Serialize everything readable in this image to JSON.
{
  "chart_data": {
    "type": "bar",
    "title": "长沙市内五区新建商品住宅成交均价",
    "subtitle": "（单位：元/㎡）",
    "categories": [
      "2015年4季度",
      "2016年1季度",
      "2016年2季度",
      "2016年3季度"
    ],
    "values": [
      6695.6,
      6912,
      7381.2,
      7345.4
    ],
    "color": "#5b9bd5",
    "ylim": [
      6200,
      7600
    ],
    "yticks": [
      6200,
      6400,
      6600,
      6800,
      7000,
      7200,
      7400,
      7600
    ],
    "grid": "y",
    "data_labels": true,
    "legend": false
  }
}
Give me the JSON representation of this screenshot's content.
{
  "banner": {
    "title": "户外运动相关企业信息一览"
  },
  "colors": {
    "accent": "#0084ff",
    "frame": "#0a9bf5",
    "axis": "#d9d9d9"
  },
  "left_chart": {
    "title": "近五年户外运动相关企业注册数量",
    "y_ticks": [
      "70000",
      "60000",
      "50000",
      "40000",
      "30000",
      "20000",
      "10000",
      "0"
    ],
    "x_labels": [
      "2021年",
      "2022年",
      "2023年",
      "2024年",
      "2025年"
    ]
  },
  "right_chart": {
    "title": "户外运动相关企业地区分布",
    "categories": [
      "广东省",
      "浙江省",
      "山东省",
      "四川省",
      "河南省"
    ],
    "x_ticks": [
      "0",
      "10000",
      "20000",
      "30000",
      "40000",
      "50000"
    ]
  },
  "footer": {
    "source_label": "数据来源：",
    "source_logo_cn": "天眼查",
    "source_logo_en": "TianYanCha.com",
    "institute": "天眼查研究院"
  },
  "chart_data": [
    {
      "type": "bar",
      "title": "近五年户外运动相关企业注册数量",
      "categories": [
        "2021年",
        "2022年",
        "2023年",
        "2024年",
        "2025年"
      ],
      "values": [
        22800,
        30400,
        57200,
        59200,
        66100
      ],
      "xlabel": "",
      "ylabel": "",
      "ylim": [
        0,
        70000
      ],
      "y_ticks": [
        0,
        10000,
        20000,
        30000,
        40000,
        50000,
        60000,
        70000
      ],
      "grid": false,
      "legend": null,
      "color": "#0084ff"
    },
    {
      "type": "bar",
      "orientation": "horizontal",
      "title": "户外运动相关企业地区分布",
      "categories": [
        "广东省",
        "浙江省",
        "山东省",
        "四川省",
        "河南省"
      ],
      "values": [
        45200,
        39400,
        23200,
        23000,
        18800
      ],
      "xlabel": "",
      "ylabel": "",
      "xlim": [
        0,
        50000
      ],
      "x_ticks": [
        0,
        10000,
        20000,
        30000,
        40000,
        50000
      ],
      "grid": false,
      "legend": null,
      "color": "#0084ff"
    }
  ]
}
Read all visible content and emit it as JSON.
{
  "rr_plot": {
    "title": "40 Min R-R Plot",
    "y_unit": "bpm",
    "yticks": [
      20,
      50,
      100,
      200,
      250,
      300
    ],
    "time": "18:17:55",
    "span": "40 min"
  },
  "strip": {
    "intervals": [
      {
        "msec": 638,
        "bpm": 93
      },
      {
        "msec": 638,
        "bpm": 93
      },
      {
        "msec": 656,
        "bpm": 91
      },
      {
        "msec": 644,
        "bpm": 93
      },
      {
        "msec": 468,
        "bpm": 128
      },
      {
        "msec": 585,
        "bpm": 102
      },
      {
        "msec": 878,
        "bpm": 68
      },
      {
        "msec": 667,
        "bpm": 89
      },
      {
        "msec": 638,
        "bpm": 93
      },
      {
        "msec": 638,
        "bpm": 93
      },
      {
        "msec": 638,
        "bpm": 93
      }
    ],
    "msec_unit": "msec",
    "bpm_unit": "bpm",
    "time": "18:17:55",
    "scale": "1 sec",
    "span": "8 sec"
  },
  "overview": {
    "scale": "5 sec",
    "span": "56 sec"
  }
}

+--

GIVEN TASK: Copy the material above, line for line.

FINAL RESULT:
Serialize everything readable in this image to JSON.
{
  "chart_data": {
    "type": "bar",
    "title": "长沙市内五区新建商品住宅成交均价",
    "subtitle": "（单位：元/㎡）",
    "categories": [
      "2015年4季度",
      "2016年1季度",
      "2016年2季度",
      "2016年3季度"
    ],
    "values": [
      6695.6,
      6912,
      7381.2,
      7345.4
    ],
    "color": "#5b9bd5",
    "ylim": [
      6200,
      7600
    ],
    "yticks": [
      6200,
      6400,
      6600,
      6800,
      7000,
      7200,
      7400,
      7600
    ],
    "grid": "y",
    "data_labels": true,
    "legend": false
  }
}
Give me the JSON representation of this screenshot's content.
{
  "banner": {
    "title": "户外运动相关企业信息一览"
  },
  "colors": {
    "accent": "#0084ff",
    "frame": "#0a9bf5",
    "axis": "#d9d9d9"
  },
  "left_chart": {
    "title": "近五年户外运动相关企业注册数量",
    "y_ticks": [
      "70000",
      "60000",
      "50000",
      "40000",
      "30000",
      "20000",
      "10000",
      "0"
    ],
    "x_labels": [
      "2021年",
      "2022年",
      "2023年",
      "2024年",
      "2025年"
    ]
  },
  "right_chart": {
    "title": "户外运动相关企业地区分布",
    "categories": [
      "广东省",
      "浙江省",
      "山东省",
      "四川省",
      "河南省"
    ],
    "x_ticks": [
      "0",
      "10000",
      "20000",
      "30000",
      "40000",
      "50000"
    ]
  },
  "footer": {
    "source_label": "数据来源：",
    "source_logo_cn": "天眼查",
    "source_logo_en": "TianYanCha.com",
    "institute": "天眼查研究院"
  },
  "chart_data": [
    {
      "type": "bar",
      "title": "近五年户外运动相关企业注册数量",
      "categories": [
        "2021年",
        "2022年",
        "2023年",
        "2024年",
        "2025年"
      ],
      "values": [
        22800,
        30400,
        57200,
        59200,
        66100
      ],
      "xlabel": "",
      "ylabel": "",
      "ylim": [
        0,
        70000
      ],
      "y_ticks": [
        0,
        10000,
        20000,
        30000,
        40000,
        50000,
        60000,
        70000
      ],
      "grid": false,
      "legend": null,
      "color": "#0084ff"
    },
    {
      "type": "bar",
      "orientation": "horizontal",
      "title": "户外运动相关企业地区分布",
      "categories": [
        "广东省",
        "浙江省",
        "山东省",
        "四川省",
        "河南省"
      ],
      "values": [
        45200,
        39400,
        23200,
        23000,
        18800
      ],
      "xlabel": "",
      "ylabel": "",
      "xlim": [
        0,
        50000
      ],
      "x_ticks": [
        0,
        10000,
        20000,
        30000,
        40000,
        50000
      ],
      "grid": false,
      "legend": null,
      "color": "#0084ff"
    }
  ]
}
Read all visible content and emit it as JSON.
{
  "rr_plot": {
    "title": "40 Min R-R Plot",
    "y_unit": "bpm",
    "yticks": [
      20,
      50,
      100,
      200,
      250,
      300
    ],
    "time": "18:17:55",
    "span": "40 min"
  },
  "strip": {
    "intervals": [
      {
        "msec": 638,
        "bpm": 93
      },
      {
        "msec": 638,
        "bpm": 93
      },
      {
        "msec": 656,
        "bpm": 91
      },
      {
        "msec": 644,
        "bpm": 93
      },
      {
        "msec": 468,
        "bpm": 128
      },
      {
        "msec": 585,
        "bpm": 102
      },
      {
        "msec": 878,
        "bpm": 68
      },
      {
        "msec": 667,
        "bpm": 89
      },
      {
        "msec": 638,
        "bpm": 93
      },
      {
        "msec": 638,
        "bpm": 93
      },
      {
        "msec": 638,
        "bpm": 93
      }
    ],
    "msec_unit": "msec",
    "bpm_unit": "bpm",
    "time": "18:17:55",
    "scale": "1 sec",
    "span": "8 sec"
  },
  "overview": {
    "scale": "5 sec",
    "span": "56 sec"
  }
}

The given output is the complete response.